## GIVEN RECORDS
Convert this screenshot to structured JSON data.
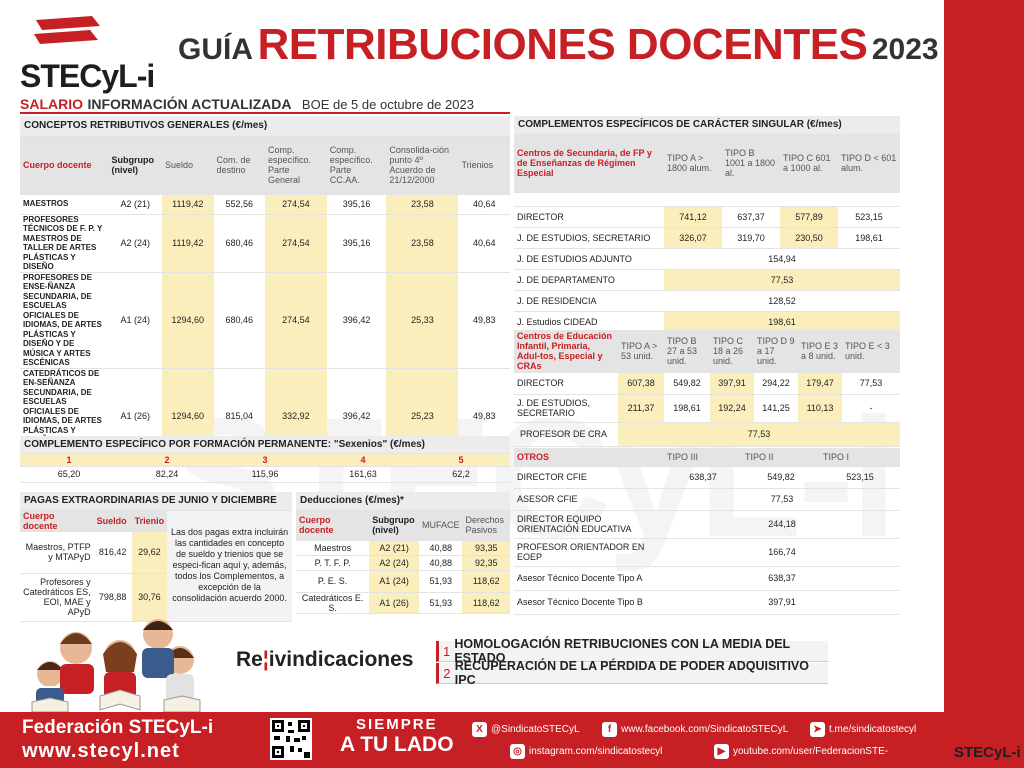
{
  "header": {
    "logo": "STECyL-i",
    "title_prefix": "GUÍA",
    "title_main": "RETRIBUCIONES DOCENTES",
    "title_year": "2023",
    "subhead_a": "SALARIO",
    "subhead_b": "INFORMACIÓN ACTUALIZADA",
    "subhead_c": "BOE de 5 de octubre de 2023"
  },
  "generales": {
    "title": "CONCEPTOS RETRIBUTIVOS GENERALES (€/mes)",
    "headers": [
      "Cuerpo docente",
      "Subgrupo (nivel)",
      "Sueldo",
      "Com. de destino",
      "Comp. específico. Parte General",
      "Comp. específico. Parte CC.AA.",
      "Consolida-ción punto 4º Acuerdo de 21/12/2000",
      "Trienios"
    ],
    "rows": [
      {
        "cuerpo": "MAESTROS",
        "sub": "A2 (21)",
        "sueldo": "1119,42",
        "destino": "552,56",
        "general": "274,54",
        "ccaa": "395,16",
        "consol": "23,58",
        "trienios": "40,64"
      },
      {
        "cuerpo": "PROFESORES TÉCNICOS DE F. P. Y MAESTROS DE TALLER DE ARTES PLÁSTICAS Y DISEÑO",
        "sub": "A2 (24)",
        "sueldo": "1119,42",
        "destino": "680,46",
        "general": "274,54",
        "ccaa": "395,16",
        "consol": "23,58",
        "trienios": "40,64"
      },
      {
        "cuerpo": "PROFESORES DE ENSE-ÑANZA SECUNDARIA, DE ESCUELAS OFICIALES DE IDIOMAS, DE ARTES PLÁSTICAS Y DISEÑO Y DE MÚSICA Y ARTES ESCÉNICAS",
        "sub": "A1 (24)",
        "sueldo": "1294,60",
        "destino": "680,46",
        "general": "274,54",
        "ccaa": "396,42",
        "consol": "25,33",
        "trienios": "49,83"
      },
      {
        "cuerpo": "CATEDRÁTICOS DE EN-SEÑANZA SECUNDARIA, DE ESCUELAS OFICIALES DE IDIOMAS, DE ARTES PLÁSTICAS Y DISEÑO Y DE MÚSICA Y ARTES ESCÉNICAS",
        "sub": "A1 (26)",
        "sueldo": "1294,60",
        "destino": "815,04",
        "general": "332,92",
        "ccaa": "396,42",
        "consol": "25,23",
        "trienios": "49,83"
      }
    ]
  },
  "sexenios": {
    "title": "COMPLEMENTO ESPECÍFICO POR FORMACIÓN PERMANENTE: \"Sexenios\" (€/mes)",
    "labels": [
      "1",
      "2",
      "3",
      "4",
      "5"
    ],
    "values": [
      "65,20",
      "82,24",
      "115,96",
      "161,63",
      "62,2"
    ]
  },
  "pagas": {
    "title": "PAGAS EXTRAORDINARIAS DE JUNIO Y DICIEMBRE",
    "headers": [
      "Cuerpo docente",
      "Sueldo",
      "Trienio"
    ],
    "rows": [
      {
        "cuerpo": "Maestros, PTFP y MTAPyD",
        "sueldo": "816,42",
        "trienio": "29,62"
      },
      {
        "cuerpo": "Profesores y Catedráticos ES, EOI, MAE y APyD",
        "sueldo": "798,88",
        "trienio": "30,76"
      }
    ],
    "note": "Las dos pagas extra incluirán las cantidades en concepto de sueldo y trienios que se especi-fican aquí y, además, todos los Complementos, a excepción de la consolidación acuerdo 2000."
  },
  "deducciones": {
    "title": "Deducciones (€/mes)*",
    "headers": [
      "Cuerpo docente",
      "Subgrupo (nivel)",
      "MUFACE",
      "Derechos Pasivos"
    ],
    "rows": [
      {
        "cuerpo": "Maestros",
        "sub": "A2 (21)",
        "muface": "40,88",
        "pasivos": "93,35"
      },
      {
        "cuerpo": "P. T. F. P.",
        "sub": "A2 (24)",
        "muface": "40,88",
        "pasivos": "92,35"
      },
      {
        "cuerpo": "P. E. S.",
        "sub": "A1 (24)",
        "muface": "51,93",
        "pasivos": "118,62"
      },
      {
        "cuerpo": "Catedráticos E. S.",
        "sub": "A1 (26)",
        "muface": "51,93",
        "pasivos": "118,62"
      }
    ]
  },
  "singular": {
    "title": "COMPLEMENTOS ESPECÍFICOS DE CARÁCTER SINGULAR (€/mes)",
    "headers": [
      "Centros de Secundaria, de FP y de Enseñanzas de Régimen Especial",
      "TIPO A > 1800 alum.",
      "TIPO B 1001 a 1800 al.",
      "TIPO C 601 a 1000 al.",
      "TIPO D < 601 alum."
    ],
    "rows": [
      {
        "label": "DIRECTOR",
        "a": "741,12",
        "b": "637,37",
        "c": "577,89",
        "d": "523,15"
      },
      {
        "label": "J. DE ESTUDIOS, SECRETARIO",
        "a": "326,07",
        "b": "319,70",
        "c": "230,50",
        "d": "198,61"
      }
    ],
    "merged": [
      {
        "label": "J. DE ESTUDIOS ADJUNTO",
        "value": "154,94"
      },
      {
        "label": "J. DE DEPARTAMENTO",
        "value": "77,53"
      },
      {
        "label": "J. DE RESIDENCIA",
        "value": "128,52"
      },
      {
        "label": "J. Estudios CIDEAD",
        "value": "198,61"
      }
    ]
  },
  "infantil": {
    "headers": [
      "Centros de Educación Infantil, Primaria, Adul-tos, Especial y CRAs",
      "TIPO A > 53 unid.",
      "TIPO B 27 a 53 unid.",
      "TIPO C 18 a 26 unid.",
      "TIPO D 9 a 17 unid.",
      "TIPO E 3 a 8 unid.",
      "TIPO E < 3 unid."
    ],
    "rows": [
      {
        "label": "DIRECTOR",
        "v": [
          "607,38",
          "549,82",
          "397,91",
          "294,22",
          "179,47",
          "77,53"
        ]
      },
      {
        "label": "J. DE ESTUDIOS, SECRETARIO",
        "v": [
          "211,37",
          "198,61",
          "192,24",
          "141,25",
          "110,13",
          "-"
        ]
      }
    ],
    "cra_label": "PROFESOR DE CRA",
    "cra_value": "77,53"
  },
  "otros": {
    "headers": [
      "OTROS",
      "TIPO III",
      "TIPO II",
      "TIPO I"
    ],
    "cfie": {
      "label": "DIRECTOR CFIE",
      "v": [
        "638,37",
        "549,82",
        "523,15"
      ]
    },
    "merged": [
      {
        "label": "ASESOR CFIE",
        "value": "77,53"
      },
      {
        "label": "DIRECTOR EQUIPO ORIENTACIÓN EDUCATIVA",
        "value": "244,18"
      },
      {
        "label": "PROFESOR ORIENTADOR EN EOEP",
        "value": "166,74"
      },
      {
        "label": "Asesor Técnico Docente Tipo A",
        "value": "638,37"
      },
      {
        "label": "Asesor Técnico Docente Tipo B",
        "value": "397,91"
      }
    ]
  },
  "watermark": "STECyL-i",
  "reivindicaciones": {
    "title_prefix": "Re",
    "title_rest": "ivindicaciones",
    "items": [
      {
        "n": "1",
        "text": "HOMOLOGACIÓN RETRIBUCIONES CON LA MEDIA DEL ESTADO"
      },
      {
        "n": "2",
        "text": "RECUPERACIÓN DE LA PÉRDIDA DE PODER ADQUISITIVO IPC"
      }
    ]
  },
  "footer": {
    "fed": "Federación STECyL-i",
    "web": "www.stecyl.net",
    "slogan1": "SIEMPRE",
    "slogan2": "A TU LADO",
    "twitter": "@SindicatoSTECyL",
    "facebook": "www.facebook.com/SindicatoSTECyL",
    "telegram": "t.me/sindicatostecyl",
    "instagram": "instagram.com/sindicatostecyl",
    "youtube": "youtube.com/user/FederacionSTE-",
    "logo": "STECyL-i"
  },
  "colors": {
    "brand_red": "#c62025",
    "highlight": "#fbeebd"
  }
}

## EXERCISE
Quote every line of the records above exactly; no picture is to be copied.

## RESPONSE TO THE EXERCISE
Convert this screenshot to structured JSON data.
{
  "header": {
    "logo": "STECyL-i",
    "title_prefix": "GUÍA",
    "title_main": "RETRIBUCIONES DOCENTES",
    "title_year": "2023",
    "subhead_a": "SALARIO",
    "subhead_b": "INFORMACIÓN ACTUALIZADA",
    "subhead_c": "BOE de 5 de octubre de 2023"
  },
  "generales": {
    "title": "CONCEPTOS RETRIBUTIVOS GENERALES (€/mes)",
    "headers": [
      "Cuerpo docente",
      "Subgrupo (nivel)",
      "Sueldo",
      "Com. de destino",
      "Comp. específico. Parte General",
      "Comp. específico. Parte CC.AA.",
      "Consolida-ción punto 4º Acuerdo de 21/12/2000",
      "Trienios"
    ],
    "rows": [
      {
        "cuerpo": "MAESTROS",
        "sub": "A2 (21)",
        "sueldo": "1119,42",
        "destino": "552,56",
        "general": "274,54",
        "ccaa": "395,16",
        "consol": "23,58",
        "trienios": "40,64"
      },
      {
        "cuerpo": "PROFESORES TÉCNICOS DE F. P. Y MAESTROS DE TALLER DE ARTES PLÁSTICAS Y DISEÑO",
        "sub": "A2 (24)",
        "sueldo": "1119,42",
        "destino": "680,46",
        "general": "274,54",
        "ccaa": "395,16",
        "consol": "23,58",
        "trienios": "40,64"
      },
      {
        "cuerpo": "PROFESORES DE ENSE-ÑANZA SECUNDARIA, DE ESCUELAS OFICIALES DE IDIOMAS, DE ARTES PLÁSTICAS Y DISEÑO Y DE MÚSICA Y ARTES ESCÉNICAS",
        "sub": "A1 (24)",
        "sueldo": "1294,60",
        "destino": "680,46",
        "general": "274,54",
        "ccaa": "396,42",
        "consol": "25,33",
        "trienios": "49,83"
      },
      {
        "cuerpo": "CATEDRÁTICOS DE EN-SEÑANZA SECUNDARIA, DE ESCUELAS OFICIALES DE IDIOMAS, DE ARTES PLÁSTICAS Y DISEÑO Y DE MÚSICA Y ARTES ESCÉNICAS",
        "sub": "A1 (26)",
        "sueldo": "1294,60",
        "destino": "815,04",
        "general": "332,92",
        "ccaa": "396,42",
        "consol": "25,23",
        "trienios": "49,83"
      }
    ]
  },
  "sexenios": {
    "title": "COMPLEMENTO ESPECÍFICO POR FORMACIÓN PERMANENTE: \"Sexenios\" (€/mes)",
    "labels": [
      "1",
      "2",
      "3",
      "4",
      "5"
    ],
    "values": [
      "65,20",
      "82,24",
      "115,96",
      "161,63",
      "62,2"
    ]
  },
  "pagas": {
    "title": "PAGAS EXTRAORDINARIAS DE JUNIO Y DICIEMBRE",
    "headers": [
      "Cuerpo docente",
      "Sueldo",
      "Trienio"
    ],
    "rows": [
      {
        "cuerpo": "Maestros, PTFP y MTAPyD",
        "sueldo": "816,42",
        "trienio": "29,62"
      },
      {
        "cuerpo": "Profesores y Catedráticos ES, EOI, MAE y APyD",
        "sueldo": "798,88",
        "trienio": "30,76"
      }
    ],
    "note": "Las dos pagas extra incluirán las cantidades en concepto de sueldo y trienios que se especi-fican aquí y, además, todos los Complementos, a excepción de la consolidación acuerdo 2000."
  },
  "deducciones": {
    "title": "Deducciones (€/mes)*",
    "headers": [
      "Cuerpo docente",
      "Subgrupo (nivel)",
      "MUFACE",
      "Derechos Pasivos"
    ],
    "rows": [
      {
        "cuerpo": "Maestros",
        "sub": "A2 (21)",
        "muface": "40,88",
        "pasivos": "93,35"
      },
      {
        "cuerpo": "P. T. F. P.",
        "sub": "A2 (24)",
        "muface": "40,88",
        "pasivos": "92,35"
      },
      {
        "cuerpo": "P. E. S.",
        "sub": "A1 (24)",
        "muface": "51,93",
        "pasivos": "118,62"
      },
      {
        "cuerpo": "Catedráticos E. S.",
        "sub": "A1 (26)",
        "muface": "51,93",
        "pasivos": "118,62"
      }
    ]
  },
  "singular": {
    "title": "COMPLEMENTOS ESPECÍFICOS DE CARÁCTER SINGULAR (€/mes)",
    "headers": [
      "Centros de Secundaria, de FP y de Enseñanzas de Régimen Especial",
      "TIPO A > 1800 alum.",
      "TIPO B 1001 a 1800 al.",
      "TIPO C 601 a 1000 al.",
      "TIPO D < 601 alum."
    ],
    "rows": [
      {
        "label": "DIRECTOR",
        "a": "741,12",
        "b": "637,37",
        "c": "577,89",
        "d": "523,15"
      },
      {
        "label": "J. DE ESTUDIOS, SECRETARIO",
        "a": "326,07",
        "b": "319,70",
        "c": "230,50",
        "d": "198,61"
      }
    ],
    "merged": [
      {
        "label": "J. DE ESTUDIOS ADJUNTO",
        "value": "154,94"
      },
      {
        "label": "J. DE DEPARTAMENTO",
        "value": "77,53"
      },
      {
        "label": "J. DE RESIDENCIA",
        "value": "128,52"
      },
      {
        "label": "J. Estudios CIDEAD",
        "value": "198,61"
      }
    ]
  },
  "infantil": {
    "headers": [
      "Centros de Educación Infantil, Primaria, Adul-tos, Especial y CRAs",
      "TIPO A > 53 unid.",
      "TIPO B 27 a 53 unid.",
      "TIPO C 18 a 26 unid.",
      "TIPO D 9 a 17 unid.",
      "TIPO E 3 a 8 unid.",
      "TIPO E < 3 unid."
    ],
    "rows": [
      {
        "label": "DIRECTOR",
        "v": [
          "607,38",
          "549,82",
          "397,91",
          "294,22",
          "179,47",
          "77,53"
        ]
      },
      {
        "label": "J. DE ESTUDIOS, SECRETARIO",
        "v": [
          "211,37",
          "198,61",
          "192,24",
          "141,25",
          "110,13",
          "-"
        ]
      }
    ],
    "cra_label": "PROFESOR DE CRA",
    "cra_value": "77,53"
  },
  "otros": {
    "headers": [
      "OTROS",
      "TIPO III",
      "TIPO II",
      "TIPO I"
    ],
    "cfie": {
      "label": "DIRECTOR CFIE",
      "v": [
        "638,37",
        "549,82",
        "523,15"
      ]
    },
    "merged": [
      {
        "label": "ASESOR CFIE",
        "value": "77,53"
      },
      {
        "label": "DIRECTOR EQUIPO ORIENTACIÓN EDUCATIVA",
        "value": "244,18"
      },
      {
        "label": "PROFESOR ORIENTADOR EN EOEP",
        "value": "166,74"
      },
      {
        "label": "Asesor Técnico Docente Tipo A",
        "value": "638,37"
      },
      {
        "label": "Asesor Técnico Docente Tipo B",
        "value": "397,91"
      }
    ]
  },
  "watermark": "STECyL-i",
  "reivindicaciones": {
    "title_prefix": "Re",
    "title_rest": "ivindicaciones",
    "items": [
      {
        "n": "1",
        "text": "HOMOLOGACIÓN RETRIBUCIONES CON LA MEDIA DEL ESTADO"
      },
      {
        "n": "2",
        "text": "RECUPERACIÓN DE LA PÉRDIDA DE PODER ADQUISITIVO IPC"
      }
    ]
  },
  "footer": {
    "fed": "Federación STECyL-i",
    "web": "www.stecyl.net",
    "slogan1": "SIEMPRE",
    "slogan2": "A TU LADO",
    "twitter": "@SindicatoSTECyL",
    "facebook": "www.facebook.com/SindicatoSTECyL",
    "telegram": "t.me/sindicatostecyl",
    "instagram": "instagram.com/sindicatostecyl",
    "youtube": "youtube.com/user/FederacionSTE-",
    "logo": "STECyL-i"
  },
  "colors": {
    "brand_red": "#c62025",
    "highlight": "#fbeebd"
  }
}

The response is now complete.